Problems to solve:
1. Transcribe the mailing-list post on funding Perl work through TPF between "I am mostly" and "and its mission.", inclusive.
2. Pick up the mailing-list post on funding Perl work through TPF after its last sentence and keep writing.

Provided text:
┌──

2008-02-22 Thread Dave Rolsky

On Thu, 21 Feb 2008, Joshua Gatcomb wrote:


I am mostly ignoring the rest of what others have said in this thread
because I think it is detracting from your intention of getting money to
people to work more.  Here is one thing that has frustrated me about TPF.
They are a non-profit organization.  Yeah, kind of suprising that would be
the frustrating thing.  The issue is that they can't take money from Bob to
give to Sue to work on Bob's widget.  This is an extreme oversimplification
but in general, they have to abide by the rules that allow them to keep
their non-profit status.  Where am I going with this?


This doesn't make any sense to me. There's nothing about being a nonprofit 
that prevents TPF from accepting donations targeted to a specific program. 
There's a bit of accounting overhead to make it happen, but it's perfectly 
legal and in keeping with TPF's 501c3 status and its mission.



Regardless if we use TPF or not, I think what will get more people to
contribute is having some say as to where there money goes.  To that end, I
suggest having a list of projects currently being funded.  A donator can
choose which fund their money goes to or can choose a general fund if they
don't care.  I don't suggest these projects be generic and nebulous either
(though they could be for the same reason a general fund is).  In other
words, there might be a Rakudo fund - generic.  There might also be a fund
to fix RT # 31415 which is a Rakudo bug.

└──

Collected data:

┌──

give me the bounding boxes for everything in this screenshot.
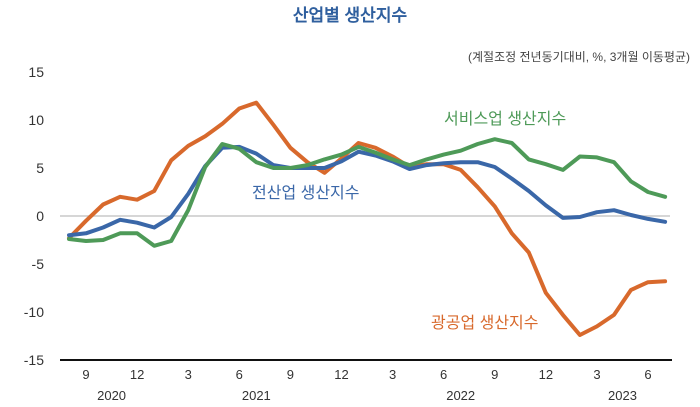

└──

The results:
1.
I am mostly ignoring the rest of what others have said in this thread
because I think it is detracting from your intention of getting money to
people to work more.  Here is one thing that has frustrated me about TPF.
They are a non-profit organization.  Yeah, kind of suprising that would be
the frustrating thing.  The issue is that they can't take money from Bob to
give to Sue to work on Bob's widget.  This is an extreme oversimplification
but in general, they have to abide by the rules that allow them to keep
their non-profit status.  Where am I going with this?


This doesn't make any sense to me. There's nothing about being a nonprofit 
that prevents TPF from accepting donations targeted to a specific program. 
There's a bit of accounting overhead to make it happen, but it's perfectly 
legal and in keeping with TPF's 501c3 status and its mission.

2.
I don't object to the idea of targeted donations, nor of having the 
community be more involved in that targeting. Sounds groovy.


However, I'm not too interested in handing my personal cash over to TPF. 
I've thought about this for a while, and I'm convinced that for a variety 
of reasons, TPF should be working on getting most of its funding from 
corporations. One of the main reasons is simply that there's more bang for 
the fundraising effort. I can't afford to give TPF $5k, but there's many, 
many companies using Perl that could easily give $5k or maybe $50k.



over where it went.  Actually, it has been years since I have contributed to
TPF.  Now, I just write a check to the individual(s) I want to help.  I
don't get the tax write off but I know where my money is going.


I would never do this, because it's not tax-deductible. Also, if you pay 
them enough (= $2k, I believe) you'll have to file a 1099 form because 
they're now a subcontractor for you ;)


Personally, I really think it's important that any money funding Perl work 
go through TPF. It keeps things tax-deductible _and_ it imposes a higher 
degree of accountability on the process.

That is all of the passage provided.